▸ **Problem details**
Pick out each line below containing "this".

(Figure contents as structured data)
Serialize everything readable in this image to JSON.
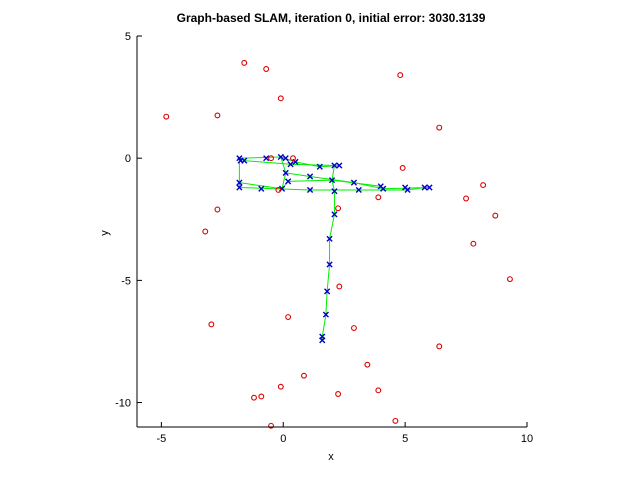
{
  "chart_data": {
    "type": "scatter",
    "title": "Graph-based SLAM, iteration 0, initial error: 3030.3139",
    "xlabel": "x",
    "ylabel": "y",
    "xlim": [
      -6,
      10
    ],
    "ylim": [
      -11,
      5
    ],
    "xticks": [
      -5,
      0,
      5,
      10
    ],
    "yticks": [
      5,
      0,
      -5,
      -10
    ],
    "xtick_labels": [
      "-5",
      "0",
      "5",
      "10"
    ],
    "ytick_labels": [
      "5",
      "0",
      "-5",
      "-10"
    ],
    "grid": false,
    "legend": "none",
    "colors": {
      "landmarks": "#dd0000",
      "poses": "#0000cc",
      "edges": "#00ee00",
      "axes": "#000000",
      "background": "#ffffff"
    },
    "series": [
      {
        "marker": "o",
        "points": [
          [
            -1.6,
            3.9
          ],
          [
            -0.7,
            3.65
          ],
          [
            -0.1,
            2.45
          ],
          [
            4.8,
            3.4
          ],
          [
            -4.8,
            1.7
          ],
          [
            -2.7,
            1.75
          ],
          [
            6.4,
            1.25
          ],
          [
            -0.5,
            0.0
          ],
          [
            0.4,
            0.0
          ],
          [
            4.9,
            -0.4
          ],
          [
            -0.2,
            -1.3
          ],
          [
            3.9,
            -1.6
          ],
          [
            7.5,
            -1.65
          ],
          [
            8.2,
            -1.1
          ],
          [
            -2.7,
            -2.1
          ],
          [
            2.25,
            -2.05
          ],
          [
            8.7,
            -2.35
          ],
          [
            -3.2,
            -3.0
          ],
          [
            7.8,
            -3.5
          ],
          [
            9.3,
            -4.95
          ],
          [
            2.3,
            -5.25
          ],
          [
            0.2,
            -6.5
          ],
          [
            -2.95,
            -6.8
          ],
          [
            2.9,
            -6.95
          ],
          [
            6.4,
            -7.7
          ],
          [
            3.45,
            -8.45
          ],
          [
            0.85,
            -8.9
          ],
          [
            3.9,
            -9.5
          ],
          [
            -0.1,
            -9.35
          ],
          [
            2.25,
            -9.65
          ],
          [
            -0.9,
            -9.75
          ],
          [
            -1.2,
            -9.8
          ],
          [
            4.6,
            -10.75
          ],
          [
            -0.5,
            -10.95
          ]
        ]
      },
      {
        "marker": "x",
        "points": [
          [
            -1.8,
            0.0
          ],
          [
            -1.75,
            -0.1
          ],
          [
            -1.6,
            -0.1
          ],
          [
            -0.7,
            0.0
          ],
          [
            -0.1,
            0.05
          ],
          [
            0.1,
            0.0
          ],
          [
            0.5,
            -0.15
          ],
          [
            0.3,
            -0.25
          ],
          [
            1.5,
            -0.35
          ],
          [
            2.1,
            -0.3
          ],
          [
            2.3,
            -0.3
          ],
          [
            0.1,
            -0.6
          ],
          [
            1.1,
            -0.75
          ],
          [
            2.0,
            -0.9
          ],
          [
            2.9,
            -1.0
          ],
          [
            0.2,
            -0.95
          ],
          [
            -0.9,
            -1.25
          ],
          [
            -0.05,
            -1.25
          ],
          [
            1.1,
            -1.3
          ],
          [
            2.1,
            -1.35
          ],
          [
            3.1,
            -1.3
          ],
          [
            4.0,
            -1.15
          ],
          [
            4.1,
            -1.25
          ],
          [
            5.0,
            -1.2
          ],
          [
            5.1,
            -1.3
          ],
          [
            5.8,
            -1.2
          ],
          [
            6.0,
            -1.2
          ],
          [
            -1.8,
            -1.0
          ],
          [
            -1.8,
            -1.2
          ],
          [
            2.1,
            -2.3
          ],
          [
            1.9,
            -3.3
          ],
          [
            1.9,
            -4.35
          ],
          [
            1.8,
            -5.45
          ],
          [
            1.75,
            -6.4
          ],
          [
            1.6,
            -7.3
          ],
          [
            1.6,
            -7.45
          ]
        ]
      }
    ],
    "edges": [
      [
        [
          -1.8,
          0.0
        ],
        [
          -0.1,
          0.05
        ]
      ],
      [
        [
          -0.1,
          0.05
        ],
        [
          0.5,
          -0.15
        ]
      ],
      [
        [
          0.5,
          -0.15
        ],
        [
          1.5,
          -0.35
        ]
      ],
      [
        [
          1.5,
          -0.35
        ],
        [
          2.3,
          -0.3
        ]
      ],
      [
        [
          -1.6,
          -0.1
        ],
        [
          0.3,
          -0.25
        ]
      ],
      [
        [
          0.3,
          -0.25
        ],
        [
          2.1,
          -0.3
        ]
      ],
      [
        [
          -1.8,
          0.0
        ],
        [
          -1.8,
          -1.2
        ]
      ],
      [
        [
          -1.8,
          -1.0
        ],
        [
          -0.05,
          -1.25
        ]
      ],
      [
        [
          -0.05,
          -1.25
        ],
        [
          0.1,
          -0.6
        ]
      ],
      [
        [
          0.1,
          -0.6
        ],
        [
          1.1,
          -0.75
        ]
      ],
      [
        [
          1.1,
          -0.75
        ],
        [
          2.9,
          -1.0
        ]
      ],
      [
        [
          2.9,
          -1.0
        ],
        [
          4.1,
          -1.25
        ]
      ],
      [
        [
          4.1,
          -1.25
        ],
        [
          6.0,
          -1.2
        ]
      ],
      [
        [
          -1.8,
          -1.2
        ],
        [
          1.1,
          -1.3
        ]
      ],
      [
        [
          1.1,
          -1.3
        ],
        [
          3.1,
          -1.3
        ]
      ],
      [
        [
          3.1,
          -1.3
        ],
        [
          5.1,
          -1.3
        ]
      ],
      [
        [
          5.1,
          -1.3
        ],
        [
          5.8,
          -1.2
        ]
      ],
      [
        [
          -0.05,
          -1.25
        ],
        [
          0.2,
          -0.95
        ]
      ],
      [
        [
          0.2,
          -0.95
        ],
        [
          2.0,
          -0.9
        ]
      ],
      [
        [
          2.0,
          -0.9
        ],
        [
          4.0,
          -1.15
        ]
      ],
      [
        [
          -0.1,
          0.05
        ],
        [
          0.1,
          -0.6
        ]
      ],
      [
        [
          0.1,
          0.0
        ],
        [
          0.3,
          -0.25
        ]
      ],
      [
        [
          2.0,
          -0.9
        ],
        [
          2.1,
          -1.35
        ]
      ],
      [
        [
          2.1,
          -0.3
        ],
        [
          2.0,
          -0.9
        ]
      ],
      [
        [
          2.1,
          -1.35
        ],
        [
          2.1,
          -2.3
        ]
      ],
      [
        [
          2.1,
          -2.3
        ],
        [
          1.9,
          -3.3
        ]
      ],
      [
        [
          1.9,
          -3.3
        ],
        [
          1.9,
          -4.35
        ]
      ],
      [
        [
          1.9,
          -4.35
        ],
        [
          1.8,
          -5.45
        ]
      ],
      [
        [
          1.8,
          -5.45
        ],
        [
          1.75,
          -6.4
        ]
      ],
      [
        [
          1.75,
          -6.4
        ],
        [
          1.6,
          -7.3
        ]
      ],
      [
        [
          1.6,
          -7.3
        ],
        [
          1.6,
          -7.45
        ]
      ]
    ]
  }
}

...

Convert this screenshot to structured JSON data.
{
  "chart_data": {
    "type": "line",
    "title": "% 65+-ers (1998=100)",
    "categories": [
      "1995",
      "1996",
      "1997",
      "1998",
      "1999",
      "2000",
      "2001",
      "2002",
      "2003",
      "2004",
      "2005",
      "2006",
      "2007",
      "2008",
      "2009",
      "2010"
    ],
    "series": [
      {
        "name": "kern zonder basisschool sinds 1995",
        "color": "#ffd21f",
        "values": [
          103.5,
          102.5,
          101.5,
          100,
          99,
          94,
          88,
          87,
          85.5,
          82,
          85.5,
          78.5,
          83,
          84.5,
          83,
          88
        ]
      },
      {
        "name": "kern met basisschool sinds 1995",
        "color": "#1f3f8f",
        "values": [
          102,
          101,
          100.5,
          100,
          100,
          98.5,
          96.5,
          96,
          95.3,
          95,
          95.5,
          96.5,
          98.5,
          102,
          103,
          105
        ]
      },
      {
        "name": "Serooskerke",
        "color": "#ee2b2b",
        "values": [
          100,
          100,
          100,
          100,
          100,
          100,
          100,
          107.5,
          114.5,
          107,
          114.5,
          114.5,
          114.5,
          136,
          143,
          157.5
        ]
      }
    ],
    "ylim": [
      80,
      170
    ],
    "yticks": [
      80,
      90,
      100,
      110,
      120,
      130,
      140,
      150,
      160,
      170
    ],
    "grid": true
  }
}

--

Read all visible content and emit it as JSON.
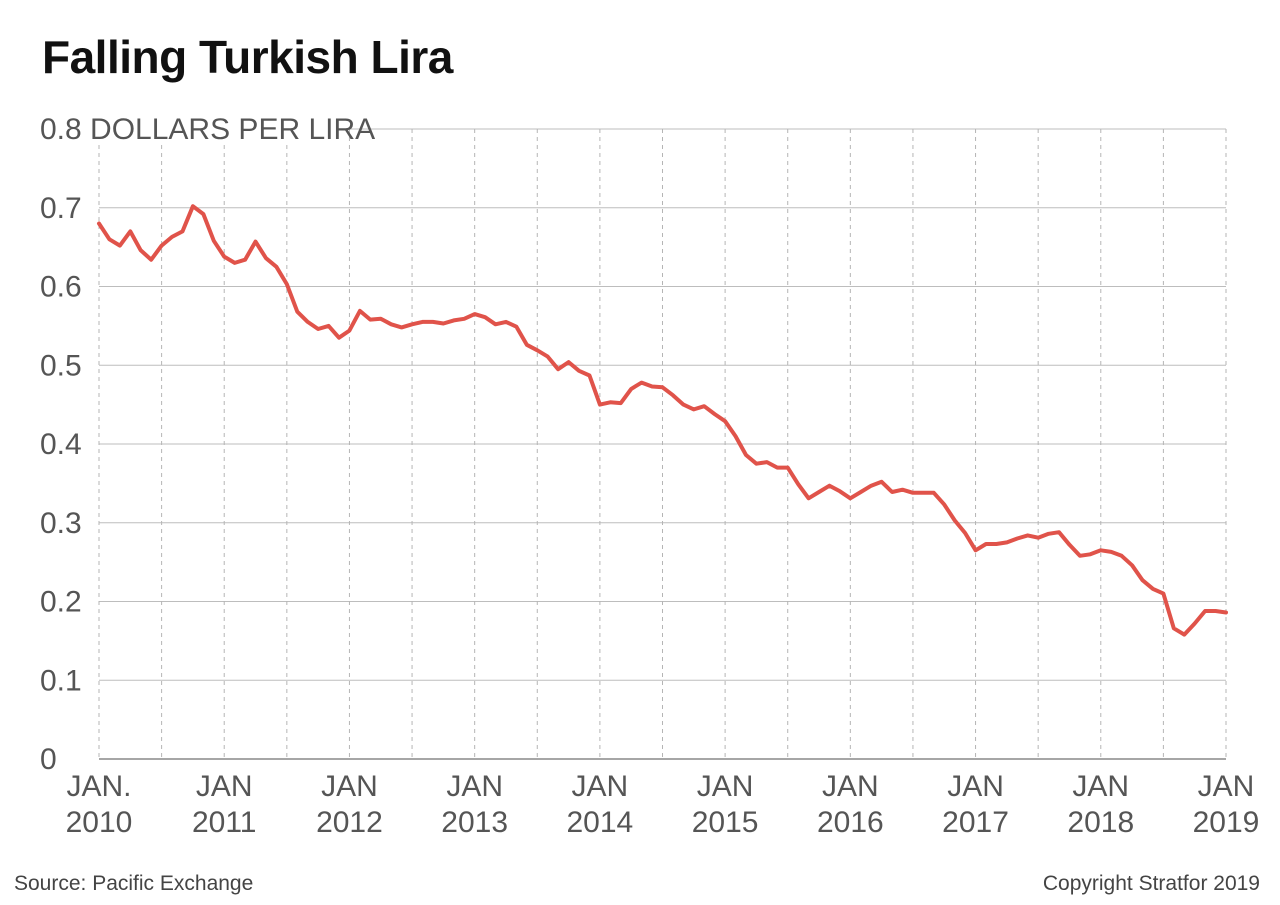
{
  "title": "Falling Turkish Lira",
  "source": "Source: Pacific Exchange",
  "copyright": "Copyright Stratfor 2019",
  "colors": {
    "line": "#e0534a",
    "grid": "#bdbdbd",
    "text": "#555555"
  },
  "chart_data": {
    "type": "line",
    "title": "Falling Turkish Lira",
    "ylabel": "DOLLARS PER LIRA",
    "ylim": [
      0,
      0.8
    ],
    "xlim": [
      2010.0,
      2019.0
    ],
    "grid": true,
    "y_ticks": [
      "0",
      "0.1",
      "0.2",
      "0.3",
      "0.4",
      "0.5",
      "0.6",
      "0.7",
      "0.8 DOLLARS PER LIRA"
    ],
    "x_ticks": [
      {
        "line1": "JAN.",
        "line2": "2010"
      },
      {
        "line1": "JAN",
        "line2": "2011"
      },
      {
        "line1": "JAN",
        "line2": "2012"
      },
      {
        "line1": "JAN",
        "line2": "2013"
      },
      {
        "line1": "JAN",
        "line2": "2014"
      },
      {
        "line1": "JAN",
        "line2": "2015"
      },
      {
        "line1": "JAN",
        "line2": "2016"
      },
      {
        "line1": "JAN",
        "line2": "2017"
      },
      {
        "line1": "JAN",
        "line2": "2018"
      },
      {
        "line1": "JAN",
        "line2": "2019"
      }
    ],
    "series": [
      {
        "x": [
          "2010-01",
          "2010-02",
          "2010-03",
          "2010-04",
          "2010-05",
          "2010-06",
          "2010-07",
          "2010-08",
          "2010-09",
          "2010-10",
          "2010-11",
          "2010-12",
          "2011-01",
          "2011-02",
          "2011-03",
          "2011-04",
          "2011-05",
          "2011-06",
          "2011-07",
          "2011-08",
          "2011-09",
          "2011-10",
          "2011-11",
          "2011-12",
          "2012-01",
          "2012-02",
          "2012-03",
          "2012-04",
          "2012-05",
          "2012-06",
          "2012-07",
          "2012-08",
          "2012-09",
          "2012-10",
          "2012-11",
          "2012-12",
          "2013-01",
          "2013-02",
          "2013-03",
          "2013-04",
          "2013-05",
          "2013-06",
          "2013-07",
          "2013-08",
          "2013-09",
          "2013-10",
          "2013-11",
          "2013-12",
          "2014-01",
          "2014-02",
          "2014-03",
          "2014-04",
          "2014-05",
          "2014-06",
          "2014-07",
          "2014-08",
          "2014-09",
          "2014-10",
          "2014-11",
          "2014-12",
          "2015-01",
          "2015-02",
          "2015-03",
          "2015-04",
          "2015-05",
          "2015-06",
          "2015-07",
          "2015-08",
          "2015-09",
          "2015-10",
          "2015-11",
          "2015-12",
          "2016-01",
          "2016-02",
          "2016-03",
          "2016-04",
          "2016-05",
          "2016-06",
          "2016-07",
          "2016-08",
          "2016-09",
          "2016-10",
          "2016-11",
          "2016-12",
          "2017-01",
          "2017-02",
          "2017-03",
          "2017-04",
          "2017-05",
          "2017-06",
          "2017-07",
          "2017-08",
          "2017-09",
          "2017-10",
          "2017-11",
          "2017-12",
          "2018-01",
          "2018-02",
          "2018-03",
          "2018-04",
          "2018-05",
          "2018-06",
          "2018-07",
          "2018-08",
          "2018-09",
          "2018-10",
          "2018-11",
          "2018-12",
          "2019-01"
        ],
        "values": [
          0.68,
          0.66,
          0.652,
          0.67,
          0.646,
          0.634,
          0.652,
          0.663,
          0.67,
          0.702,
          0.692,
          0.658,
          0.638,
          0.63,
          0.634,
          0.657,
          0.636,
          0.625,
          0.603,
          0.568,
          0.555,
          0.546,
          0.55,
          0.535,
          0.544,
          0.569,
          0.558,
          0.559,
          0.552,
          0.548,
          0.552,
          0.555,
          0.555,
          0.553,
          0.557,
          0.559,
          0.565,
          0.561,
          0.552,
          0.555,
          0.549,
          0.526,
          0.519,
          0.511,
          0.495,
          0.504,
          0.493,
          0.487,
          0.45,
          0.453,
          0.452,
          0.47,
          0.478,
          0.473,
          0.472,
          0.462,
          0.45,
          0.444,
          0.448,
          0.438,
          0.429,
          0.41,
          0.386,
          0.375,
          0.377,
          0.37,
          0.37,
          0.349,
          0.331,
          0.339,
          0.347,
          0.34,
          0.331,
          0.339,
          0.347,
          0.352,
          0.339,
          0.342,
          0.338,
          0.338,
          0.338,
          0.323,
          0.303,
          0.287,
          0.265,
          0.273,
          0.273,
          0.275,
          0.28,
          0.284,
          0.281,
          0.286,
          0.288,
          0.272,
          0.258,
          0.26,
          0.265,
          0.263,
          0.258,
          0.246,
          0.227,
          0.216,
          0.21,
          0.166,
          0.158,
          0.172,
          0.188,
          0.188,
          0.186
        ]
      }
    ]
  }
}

▸ **Exercise response**
Serialize everything readable in this image to JSON.
Convert this screenshot to structured JSON data.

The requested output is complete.